Task goal -
Exactly repeat the full listing that follows.

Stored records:
• • • • • • •
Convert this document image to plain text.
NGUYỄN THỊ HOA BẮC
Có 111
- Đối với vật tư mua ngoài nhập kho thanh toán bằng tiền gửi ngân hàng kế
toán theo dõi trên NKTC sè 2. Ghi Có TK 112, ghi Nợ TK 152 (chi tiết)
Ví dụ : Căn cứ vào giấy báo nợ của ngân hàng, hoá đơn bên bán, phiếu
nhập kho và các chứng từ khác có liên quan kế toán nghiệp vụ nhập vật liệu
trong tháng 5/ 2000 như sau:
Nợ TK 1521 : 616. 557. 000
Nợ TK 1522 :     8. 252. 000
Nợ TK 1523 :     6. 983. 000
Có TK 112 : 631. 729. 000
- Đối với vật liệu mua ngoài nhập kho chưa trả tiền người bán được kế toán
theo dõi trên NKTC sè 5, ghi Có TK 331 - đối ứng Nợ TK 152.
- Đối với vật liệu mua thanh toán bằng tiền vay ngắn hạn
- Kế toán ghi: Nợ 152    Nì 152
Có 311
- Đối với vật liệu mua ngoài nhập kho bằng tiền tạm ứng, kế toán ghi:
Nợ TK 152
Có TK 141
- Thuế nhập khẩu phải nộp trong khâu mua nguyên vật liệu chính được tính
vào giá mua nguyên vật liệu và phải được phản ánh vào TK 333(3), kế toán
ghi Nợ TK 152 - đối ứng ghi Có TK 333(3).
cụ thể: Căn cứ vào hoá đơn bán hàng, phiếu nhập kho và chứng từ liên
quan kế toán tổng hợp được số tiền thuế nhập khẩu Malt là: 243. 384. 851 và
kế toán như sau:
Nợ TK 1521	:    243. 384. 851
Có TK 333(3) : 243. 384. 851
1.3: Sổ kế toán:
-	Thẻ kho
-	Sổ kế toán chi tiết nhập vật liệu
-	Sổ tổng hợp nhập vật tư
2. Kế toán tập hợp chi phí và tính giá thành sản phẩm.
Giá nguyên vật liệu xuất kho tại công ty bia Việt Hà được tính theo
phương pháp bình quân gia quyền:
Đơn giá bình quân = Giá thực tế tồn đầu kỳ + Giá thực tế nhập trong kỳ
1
• • • • • • •
Task solution -
Convert this document image to plain text.
NGUYỄN THỊ HOA BẮC
Có 111
- Đối với vật tư mua ngoài nhập kho thanh toán bằng tiền gửi ngân hàng kế
toán theo dõi trên NKTC sè 2. Ghi Có TK 112, ghi Nợ TK 152 (chi tiết)
Ví dụ : Căn cứ vào giấy báo nợ của ngân hàng, hoá đơn bên bán, phiếu
nhập kho và các chứng từ khác có liên quan kế toán nghiệp vụ nhập vật liệu
trong tháng 5/ 2000 như sau:
Nợ TK 1521 : 616. 557. 000
Nợ TK 1522 :     8. 252. 000
Nợ TK 1523 :     6. 983. 000
Có TK 112 : 631. 729. 000
- Đối với vật liệu mua ngoài nhập kho chưa trả tiền người bán được kế toán
theo dõi trên NKTC sè 5, ghi Có TK 331 - đối ứng Nợ TK 152.
- Đối với vật liệu mua thanh toán bằng tiền vay ngắn hạn
- Kế toán ghi: Nợ 152    Nì 152
Có 311
- Đối với vật liệu mua ngoài nhập kho bằng tiền tạm ứng, kế toán ghi:
Nợ TK 152
Có TK 141
- Thuế nhập khẩu phải nộp trong khâu mua nguyên vật liệu chính được tính
vào giá mua nguyên vật liệu và phải được phản ánh vào TK 333(3), kế toán
ghi Nợ TK 152 - đối ứng ghi Có TK 333(3).
cụ thể: Căn cứ vào hoá đơn bán hàng, phiếu nhập kho và chứng từ liên
quan kế toán tổng hợp được số tiền thuế nhập khẩu Malt là: 243. 384. 851 và
kế toán như sau:
Nợ TK 1521	:    243. 384. 851
Có TK 333(3) : 243. 384. 851
1.3: Sổ kế toán:
-	Thẻ kho
-	Sổ kế toán chi tiết nhập vật liệu
-	Sổ tổng hợp nhập vật tư
2. Kế toán tập hợp chi phí và tính giá thành sản phẩm.
Giá nguyên vật liệu xuất kho tại công ty bia Việt Hà được tính theo
phương pháp bình quân gia quyền:
Đơn giá bình quân = Giá thực tế tồn đầu kỳ + Giá thực tế nhập trong kỳ
1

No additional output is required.